- **TASK DIRECTIONS**
Where does the string "classify" appear? Copy every line of the entries below that holds it.

- **INFORMATION SUPPLIED**
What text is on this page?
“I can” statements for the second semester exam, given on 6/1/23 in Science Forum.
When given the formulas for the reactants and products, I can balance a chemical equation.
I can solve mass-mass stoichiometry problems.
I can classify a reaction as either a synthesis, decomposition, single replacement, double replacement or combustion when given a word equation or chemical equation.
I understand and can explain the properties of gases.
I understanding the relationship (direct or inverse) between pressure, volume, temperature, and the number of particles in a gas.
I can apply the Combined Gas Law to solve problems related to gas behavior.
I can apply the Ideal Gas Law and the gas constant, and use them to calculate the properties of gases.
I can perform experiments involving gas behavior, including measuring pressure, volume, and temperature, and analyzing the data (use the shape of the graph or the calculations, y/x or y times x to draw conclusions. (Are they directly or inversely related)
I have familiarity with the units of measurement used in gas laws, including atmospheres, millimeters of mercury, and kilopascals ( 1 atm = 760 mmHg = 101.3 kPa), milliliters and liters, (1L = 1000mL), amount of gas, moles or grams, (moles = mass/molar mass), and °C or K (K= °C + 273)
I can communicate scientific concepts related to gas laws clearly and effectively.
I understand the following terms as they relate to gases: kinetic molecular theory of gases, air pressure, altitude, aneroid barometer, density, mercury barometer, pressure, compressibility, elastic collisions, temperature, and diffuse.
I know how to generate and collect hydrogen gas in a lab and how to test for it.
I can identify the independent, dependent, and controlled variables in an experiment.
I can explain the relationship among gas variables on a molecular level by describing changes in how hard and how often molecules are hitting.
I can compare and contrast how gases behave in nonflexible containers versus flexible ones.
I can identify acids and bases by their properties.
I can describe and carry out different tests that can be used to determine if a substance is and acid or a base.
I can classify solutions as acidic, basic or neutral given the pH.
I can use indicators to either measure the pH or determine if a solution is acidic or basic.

- **ANSWER TO THE EXERCISE**
I can classify a reaction as either a synthesis, decomposition, single replacement, double replacement or combustion when given a word equation or chemical equation.
I can classify solutions as acidic, basic or neutral given the pH.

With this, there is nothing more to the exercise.